* Start Excerpted data *

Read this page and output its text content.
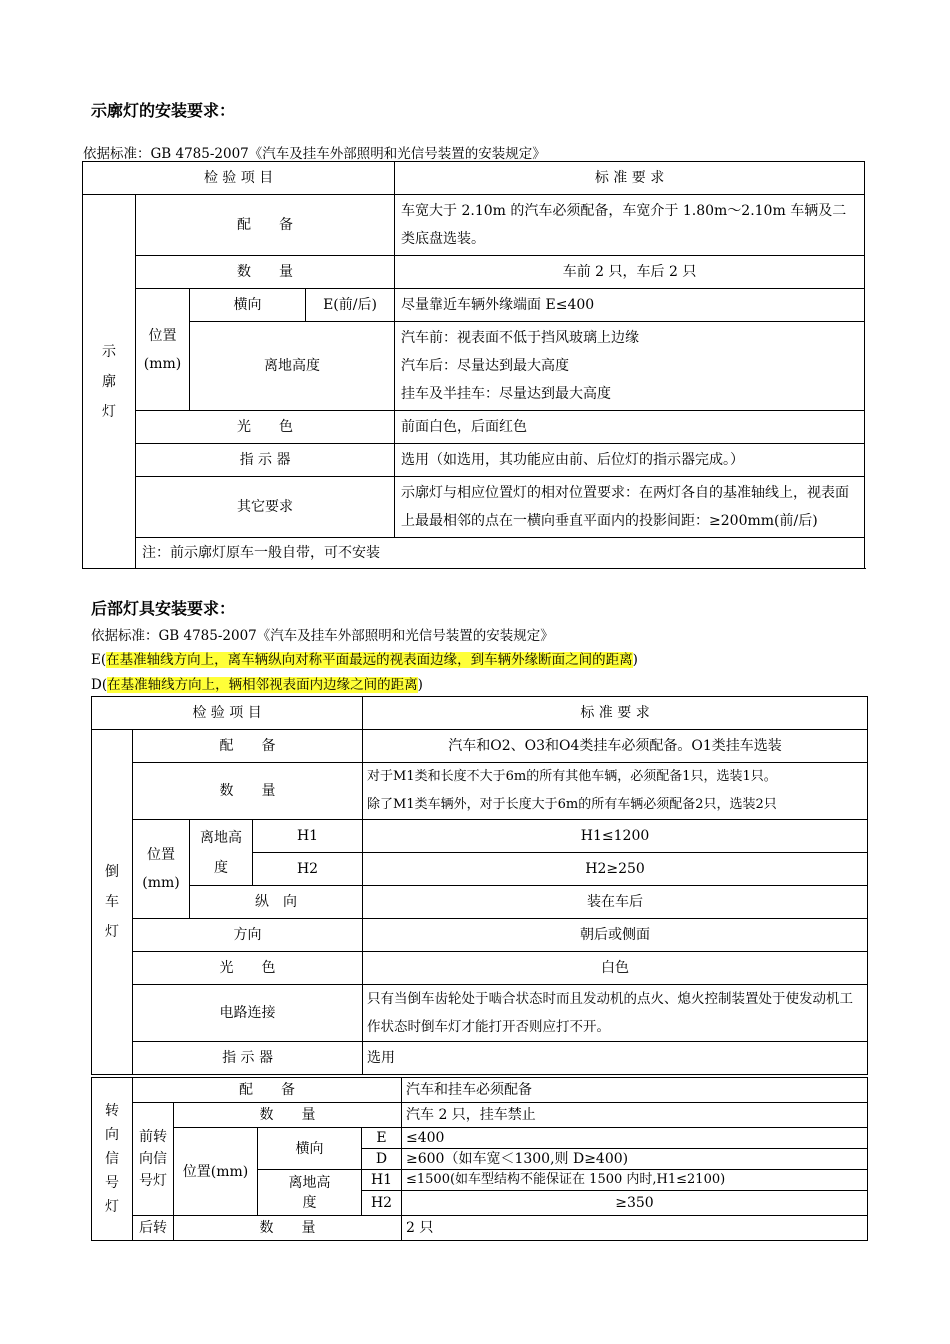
示廓灯的安装要求：
依据标准：GB 4785-2007《汽车及挂车外部照明和光信号装置的安装规定》
检 验 项 目				标 准 要 求
示廓灯	配　　备			车宽大于 2.10m 的汽车必须配备，车宽介于 1.80m～2.10m 车辆及二类底盘选装。
	数　　量			车前 2 只，车后 2 只
	位置(mm)	横向	E(前/后)	尽量靠近车辆外缘端面 E≤400
		离地高度		汽车前：视表面不低于挡风玻璃上边缘
汽车后：尽量达到最大高度
挂车及半挂车：尽量达到最大高度

	光　　色			前面白色，后面红色
	指 示 器			选用（如选用，其功能应由前、后位灯的指示器完成。）
	其它要求			示廓灯与相应位置灯的相对位置要求：在两灯各自的基准轴线上，视表面上最最相邻的点在一横向垂直平面内的投影间距：≥200mm(前/后)
	注：前示廓灯原车一般自带，可不安装			
后部灯具安装要求：
依据标准：GB 4785-2007《汽车及挂车外部照明和光信号装置的安装规定》
E(在基准轴线方向上，离车辆纵向对称平面最远的视表面边缘，到车辆外缘断面之间的距离)
D(在基准轴线方向上，辆相邻视表面内边缘之间的距离)
检 验 项 目				标 准 要 求
倒车灯	配　　备			汽车和O2、O3和O4类挂车必须配备。O1类挂车选装
	数　　量			对于M1类和长度不大于6m的所有其他车辆，必须配备1只，选装1只。
除了M1类车辆外，对于长度大于6m的所有车辆必须配备2只，选装2只

	位置(mm)	离地高度	H1	H1≤1200
			H2	H2≥250
		纵　向		装在车后
	方向			朝后或侧面
	光　　色			白色
	电路连接			只有当倒车齿轮处于啮合状态时而且发动机的点火、熄火控制装置处于使发动机工作状态时倒车灯才能打开否则应打不开。
	指 示 器			选用
转向信号灯	配　　备				汽车和挂车必须配备
	前转向信号灯	数　　量			汽车 2 只，挂车禁止
		位置(mm)	横向	E	≤400
				D	≥600（如车宽＜1300,则 D≥400)
			离地高度	H1	≤1500(如车型结构不能保证在 1500 内时,H1≤2100)
				H2	≥350
	后转	数　　量			2 只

* End Excerpted data *

— What this task involves —
Without including any pictures, print each record exactly.

— Completed task —
Read this page and output its text content.
示廓灯的安装要求：
依据标准：GB 4785-2007《汽车及挂车外部照明和光信号装置的安装规定》
检 验 项 目				标 准 要 求
示廓灯	配　　备			车宽大于 2.10m 的汽车必须配备，车宽介于 1.80m～2.10m 车辆及二类底盘选装。
	数　　量			车前 2 只，车后 2 只
	位置(mm)	横向	E(前/后)	尽量靠近车辆外缘端面 E≤400
		离地高度		汽车前：视表面不低于挡风玻璃上边缘
汽车后：尽量达到最大高度
挂车及半挂车：尽量达到最大高度

	光　　色			前面白色，后面红色
	指 示 器			选用（如选用，其功能应由前、后位灯的指示器完成。）
	其它要求			示廓灯与相应位置灯的相对位置要求：在两灯各自的基准轴线上，视表面上最最相邻的点在一横向垂直平面内的投影间距：≥200mm(前/后)
	注：前示廓灯原车一般自带，可不安装			
后部灯具安装要求：
依据标准：GB 4785-2007《汽车及挂车外部照明和光信号装置的安装规定》
E(在基准轴线方向上，离车辆纵向对称平面最远的视表面边缘，到车辆外缘断面之间的距离)
D(在基准轴线方向上，辆相邻视表面内边缘之间的距离)
检 验 项 目				标 准 要 求
倒车灯	配　　备			汽车和O2、O3和O4类挂车必须配备。O1类挂车选装
	数　　量			对于M1类和长度不大于6m的所有其他车辆，必须配备1只，选装1只。
除了M1类车辆外，对于长度大于6m的所有车辆必须配备2只，选装2只

	位置(mm)	离地高度	H1	H1≤1200
			H2	H2≥250
		纵　向		装在车后
	方向			朝后或侧面
	光　　色			白色
	电路连接			只有当倒车齿轮处于啮合状态时而且发动机的点火、熄火控制装置处于使发动机工作状态时倒车灯才能打开否则应打不开。
	指 示 器			选用
转向信号灯	配　　备				汽车和挂车必须配备
	前转向信号灯	数　　量			汽车 2 只，挂车禁止
		位置(mm)	横向	E	≤400
				D	≥600（如车宽＜1300,则 D≥400)
			离地高度	H1	≤1500(如车型结构不能保证在 1500 内时,H1≤2100)
				H2	≥350
	后转	数　　量			2 只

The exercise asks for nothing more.